OBJECTIVE »
Quote every entry word for word.

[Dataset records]

==================================================

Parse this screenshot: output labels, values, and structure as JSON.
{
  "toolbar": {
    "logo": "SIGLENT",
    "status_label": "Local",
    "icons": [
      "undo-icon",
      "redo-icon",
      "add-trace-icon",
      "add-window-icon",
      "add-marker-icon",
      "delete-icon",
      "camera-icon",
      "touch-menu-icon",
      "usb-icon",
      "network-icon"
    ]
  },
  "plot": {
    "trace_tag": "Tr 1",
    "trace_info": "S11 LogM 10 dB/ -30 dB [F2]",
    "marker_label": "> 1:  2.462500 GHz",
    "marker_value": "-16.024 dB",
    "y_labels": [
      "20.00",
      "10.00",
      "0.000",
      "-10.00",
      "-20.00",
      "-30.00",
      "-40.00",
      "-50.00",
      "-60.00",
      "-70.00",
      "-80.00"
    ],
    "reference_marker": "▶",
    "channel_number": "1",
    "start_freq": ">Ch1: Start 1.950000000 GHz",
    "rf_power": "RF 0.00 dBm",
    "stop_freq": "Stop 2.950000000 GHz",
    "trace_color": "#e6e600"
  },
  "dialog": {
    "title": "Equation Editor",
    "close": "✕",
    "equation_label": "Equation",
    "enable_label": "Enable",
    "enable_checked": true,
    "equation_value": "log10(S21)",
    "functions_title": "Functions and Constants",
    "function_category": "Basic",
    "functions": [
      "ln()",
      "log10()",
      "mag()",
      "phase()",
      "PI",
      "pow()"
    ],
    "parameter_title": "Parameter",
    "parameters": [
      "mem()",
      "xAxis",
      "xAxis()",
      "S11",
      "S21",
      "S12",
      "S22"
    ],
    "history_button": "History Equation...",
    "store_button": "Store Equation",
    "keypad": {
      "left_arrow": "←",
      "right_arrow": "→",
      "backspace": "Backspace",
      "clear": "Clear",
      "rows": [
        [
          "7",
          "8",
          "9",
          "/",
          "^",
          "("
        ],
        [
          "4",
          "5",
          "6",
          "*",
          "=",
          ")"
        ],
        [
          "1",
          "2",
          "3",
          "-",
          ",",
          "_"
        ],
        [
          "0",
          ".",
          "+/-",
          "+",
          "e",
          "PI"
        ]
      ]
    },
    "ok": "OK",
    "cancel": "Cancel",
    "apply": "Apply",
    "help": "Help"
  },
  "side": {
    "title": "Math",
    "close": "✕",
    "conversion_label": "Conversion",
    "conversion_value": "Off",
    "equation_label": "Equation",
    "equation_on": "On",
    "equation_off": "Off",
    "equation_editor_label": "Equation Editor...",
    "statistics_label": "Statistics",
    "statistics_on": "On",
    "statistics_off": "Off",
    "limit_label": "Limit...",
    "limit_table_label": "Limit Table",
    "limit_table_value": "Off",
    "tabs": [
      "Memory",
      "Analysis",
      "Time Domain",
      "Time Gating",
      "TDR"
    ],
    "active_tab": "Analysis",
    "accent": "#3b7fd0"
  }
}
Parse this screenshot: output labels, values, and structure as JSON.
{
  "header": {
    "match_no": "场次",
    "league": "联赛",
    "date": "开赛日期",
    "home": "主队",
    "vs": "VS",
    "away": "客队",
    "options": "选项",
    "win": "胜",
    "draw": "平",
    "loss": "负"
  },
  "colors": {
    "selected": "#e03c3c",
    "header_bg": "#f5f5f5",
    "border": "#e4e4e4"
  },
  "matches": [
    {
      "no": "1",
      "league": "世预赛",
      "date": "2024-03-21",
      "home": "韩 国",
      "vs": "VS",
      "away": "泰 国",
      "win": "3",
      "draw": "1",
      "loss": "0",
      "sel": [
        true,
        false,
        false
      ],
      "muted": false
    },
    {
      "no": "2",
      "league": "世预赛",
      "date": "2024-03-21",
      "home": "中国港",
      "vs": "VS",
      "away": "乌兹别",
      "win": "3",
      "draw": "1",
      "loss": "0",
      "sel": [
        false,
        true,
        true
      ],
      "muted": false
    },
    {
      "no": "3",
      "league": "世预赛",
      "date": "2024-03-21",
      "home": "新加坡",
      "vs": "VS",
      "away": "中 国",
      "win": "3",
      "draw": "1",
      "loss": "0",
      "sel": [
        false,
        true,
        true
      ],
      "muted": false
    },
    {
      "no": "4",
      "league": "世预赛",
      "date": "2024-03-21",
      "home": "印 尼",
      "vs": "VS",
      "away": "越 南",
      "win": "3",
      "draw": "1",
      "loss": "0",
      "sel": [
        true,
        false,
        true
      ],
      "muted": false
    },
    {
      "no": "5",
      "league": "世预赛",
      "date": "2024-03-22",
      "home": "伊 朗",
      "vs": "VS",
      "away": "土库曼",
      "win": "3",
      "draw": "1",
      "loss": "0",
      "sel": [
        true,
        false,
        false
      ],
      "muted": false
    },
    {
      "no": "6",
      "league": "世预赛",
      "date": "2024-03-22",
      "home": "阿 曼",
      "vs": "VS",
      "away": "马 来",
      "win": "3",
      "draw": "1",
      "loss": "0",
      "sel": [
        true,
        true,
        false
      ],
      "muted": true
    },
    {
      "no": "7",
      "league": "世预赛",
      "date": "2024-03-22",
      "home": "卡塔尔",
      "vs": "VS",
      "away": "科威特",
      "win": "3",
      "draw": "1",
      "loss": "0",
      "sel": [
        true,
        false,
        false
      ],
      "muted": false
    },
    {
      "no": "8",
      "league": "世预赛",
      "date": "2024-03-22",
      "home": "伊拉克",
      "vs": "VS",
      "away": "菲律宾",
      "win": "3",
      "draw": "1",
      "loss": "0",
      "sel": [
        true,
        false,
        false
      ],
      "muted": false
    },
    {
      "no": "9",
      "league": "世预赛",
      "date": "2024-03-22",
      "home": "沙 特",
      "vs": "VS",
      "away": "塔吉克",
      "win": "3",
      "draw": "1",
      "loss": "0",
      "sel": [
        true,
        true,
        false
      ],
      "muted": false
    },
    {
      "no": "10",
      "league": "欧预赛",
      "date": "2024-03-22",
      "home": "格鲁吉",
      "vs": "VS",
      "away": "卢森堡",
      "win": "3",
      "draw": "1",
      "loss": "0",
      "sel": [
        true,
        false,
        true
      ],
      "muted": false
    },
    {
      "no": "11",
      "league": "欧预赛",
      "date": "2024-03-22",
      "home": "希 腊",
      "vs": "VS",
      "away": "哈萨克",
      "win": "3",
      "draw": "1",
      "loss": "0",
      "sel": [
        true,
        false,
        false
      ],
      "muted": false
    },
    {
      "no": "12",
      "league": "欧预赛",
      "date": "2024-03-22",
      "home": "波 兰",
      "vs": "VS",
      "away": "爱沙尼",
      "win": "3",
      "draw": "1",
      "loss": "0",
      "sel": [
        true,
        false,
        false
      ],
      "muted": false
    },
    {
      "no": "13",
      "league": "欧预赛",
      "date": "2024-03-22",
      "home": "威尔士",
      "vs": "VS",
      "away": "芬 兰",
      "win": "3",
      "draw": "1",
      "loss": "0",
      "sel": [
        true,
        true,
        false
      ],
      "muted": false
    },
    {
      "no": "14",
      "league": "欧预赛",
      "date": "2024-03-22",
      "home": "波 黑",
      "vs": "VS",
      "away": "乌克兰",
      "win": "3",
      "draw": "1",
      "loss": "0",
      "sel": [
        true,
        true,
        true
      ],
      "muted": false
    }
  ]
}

==================================================

RESPONSE FOR THIS EXERCISE »
Parse this screenshot: output labels, values, and structure as JSON.
{
  "toolbar": {
    "logo": "SIGLENT",
    "status_label": "Local",
    "icons": [
      "undo-icon",
      "redo-icon",
      "add-trace-icon",
      "add-window-icon",
      "add-marker-icon",
      "delete-icon",
      "camera-icon",
      "touch-menu-icon",
      "usb-icon",
      "network-icon"
    ]
  },
  "plot": {
    "trace_tag": "Tr 1",
    "trace_info": "S11 LogM 10 dB/ -30 dB [F2]",
    "marker_label": "> 1:  2.462500 GHz",
    "marker_value": "-16.024 dB",
    "y_labels": [
      "20.00",
      "10.00",
      "0.000",
      "-10.00",
      "-20.00",
      "-30.00",
      "-40.00",
      "-50.00",
      "-60.00",
      "-70.00",
      "-80.00"
    ],
    "reference_marker": "▶",
    "channel_number": "1",
    "start_freq": ">Ch1: Start 1.950000000 GHz",
    "rf_power": "RF 0.00 dBm",
    "stop_freq": "Stop 2.950000000 GHz",
    "trace_color": "#e6e600"
  },
  "dialog": {
    "title": "Equation Editor",
    "close": "✕",
    "equation_label": "Equation",
    "enable_label": "Enable",
    "enable_checked": true,
    "equation_value": "log10(S21)",
    "functions_title": "Functions and Constants",
    "function_category": "Basic",
    "functions": [
      "ln()",
      "log10()",
      "mag()",
      "phase()",
      "PI",
      "pow()"
    ],
    "parameter_title": "Parameter",
    "parameters": [
      "mem()",
      "xAxis",
      "xAxis()",
      "S11",
      "S21",
      "S12",
      "S22"
    ],
    "history_button": "History Equation...",
    "store_button": "Store Equation",
    "keypad": {
      "left_arrow": "←",
      "right_arrow": "→",
      "backspace": "Backspace",
      "clear": "Clear",
      "rows": [
        [
          "7",
          "8",
          "9",
          "/",
          "^",
          "("
        ],
        [
          "4",
          "5",
          "6",
          "*",
          "=",
          ")"
        ],
        [
          "1",
          "2",
          "3",
          "-",
          ",",
          "_"
        ],
        [
          "0",
          ".",
          "+/-",
          "+",
          "e",
          "PI"
        ]
      ]
    },
    "ok": "OK",
    "cancel": "Cancel",
    "apply": "Apply",
    "help": "Help"
  },
  "side": {
    "title": "Math",
    "close": "✕",
    "conversion_label": "Conversion",
    "conversion_value": "Off",
    "equation_label": "Equation",
    "equation_on": "On",
    "equation_off": "Off",
    "equation_editor_label": "Equation Editor...",
    "statistics_label": "Statistics",
    "statistics_on": "On",
    "statistics_off": "Off",
    "limit_label": "Limit...",
    "limit_table_label": "Limit Table",
    "limit_table_value": "Off",
    "tabs": [
      "Memory",
      "Analysis",
      "Time Domain",
      "Time Gating",
      "TDR"
    ],
    "active_tab": "Analysis",
    "accent": "#3b7fd0"
  }
}
Parse this screenshot: output labels, values, and structure as JSON.
{
  "header": {
    "match_no": "场次",
    "league": "联赛",
    "date": "开赛日期",
    "home": "主队",
    "vs": "VS",
    "away": "客队",
    "options": "选项",
    "win": "胜",
    "draw": "平",
    "loss": "负"
  },
  "colors": {
    "selected": "#e03c3c",
    "header_bg": "#f5f5f5",
    "border": "#e4e4e4"
  },
  "matches": [
    {
      "no": "1",
      "league": "世预赛",
      "date": "2024-03-21",
      "home": "韩 国",
      "vs": "VS",
      "away": "泰 国",
      "win": "3",
      "draw": "1",
      "loss": "0",
      "sel": [
        true,
        false,
        false
      ],
      "muted": false
    },
    {
      "no": "2",
      "league": "世预赛",
      "date": "2024-03-21",
      "home": "中国港",
      "vs": "VS",
      "away": "乌兹别",
      "win": "3",
      "draw": "1",
      "loss": "0",
      "sel": [
        false,
        true,
        true
      ],
      "muted": false
    },
    {
      "no": "3",
      "league": "世预赛",
      "date": "2024-03-21",
      "home": "新加坡",
      "vs": "VS",
      "away": "中 国",
      "win": "3",
      "draw": "1",
      "loss": "0",
      "sel": [
        false,
        true,
        true
      ],
      "muted": false
    },
    {
      "no": "4",
      "league": "世预赛",
      "date": "2024-03-21",
      "home": "印 尼",
      "vs": "VS",
      "away": "越 南",
      "win": "3",
      "draw": "1",
      "loss": "0",
      "sel": [
        true,
        false,
        true
      ],
      "muted": false
    },
    {
      "no": "5",
      "league": "世预赛",
      "date": "2024-03-22",
      "home": "伊 朗",
      "vs": "VS",
      "away": "土库曼",
      "win": "3",
      "draw": "1",
      "loss": "0",
      "sel": [
        true,
        false,
        false
      ],
      "muted": false
    },
    {
      "no": "6",
      "league": "世预赛",
      "date": "2024-03-22",
      "home": "阿 曼",
      "vs": "VS",
      "away": "马 来",
      "win": "3",
      "draw": "1",
      "loss": "0",
      "sel": [
        true,
        true,
        false
      ],
      "muted": true
    },
    {
      "no": "7",
      "league": "世预赛",
      "date": "2024-03-22",
      "home": "卡塔尔",
      "vs": "VS",
      "away": "科威特",
      "win": "3",
      "draw": "1",
      "loss": "0",
      "sel": [
        true,
        false,
        false
      ],
      "muted": false
    },
    {
      "no": "8",
      "league": "世预赛",
      "date": "2024-03-22",
      "home": "伊拉克",
      "vs": "VS",
      "away": "菲律宾",
      "win": "3",
      "draw": "1",
      "loss": "0",
      "sel": [
        true,
        false,
        false
      ],
      "muted": false
    },
    {
      "no": "9",
      "league": "世预赛",
      "date": "2024-03-22",
      "home": "沙 特",
      "vs": "VS",
      "away": "塔吉克",
      "win": "3",
      "draw": "1",
      "loss": "0",
      "sel": [
        true,
        true,
        false
      ],
      "muted": false
    },
    {
      "no": "10",
      "league": "欧预赛",
      "date": "2024-03-22",
      "home": "格鲁吉",
      "vs": "VS",
      "away": "卢森堡",
      "win": "3",
      "draw": "1",
      "loss": "0",
      "sel": [
        true,
        false,
        true
      ],
      "muted": false
    },
    {
      "no": "11",
      "league": "欧预赛",
      "date": "2024-03-22",
      "home": "希 腊",
      "vs": "VS",
      "away": "哈萨克",
      "win": "3",
      "draw": "1",
      "loss": "0",
      "sel": [
        true,
        false,
        false
      ],
      "muted": false
    },
    {
      "no": "12",
      "league": "欧预赛",
      "date": "2024-03-22",
      "home": "波 兰",
      "vs": "VS",
      "away": "爱沙尼",
      "win": "3",
      "draw": "1",
      "loss": "0",
      "sel": [
        true,
        false,
        false
      ],
      "muted": false
    },
    {
      "no": "13",
      "league": "欧预赛",
      "date": "2024-03-22",
      "home": "威尔士",
      "vs": "VS",
      "away": "芬 兰",
      "win": "3",
      "draw": "1",
      "loss": "0",
      "sel": [
        true,
        true,
        false
      ],
      "muted": false
    },
    {
      "no": "14",
      "league": "欧预赛",
      "date": "2024-03-22",
      "home": "波 黑",
      "vs": "VS",
      "away": "乌克兰",
      "win": "3",
      "draw": "1",
      "loss": "0",
      "sel": [
        true,
        true,
        true
      ],
      "muted": false
    }
  ]
}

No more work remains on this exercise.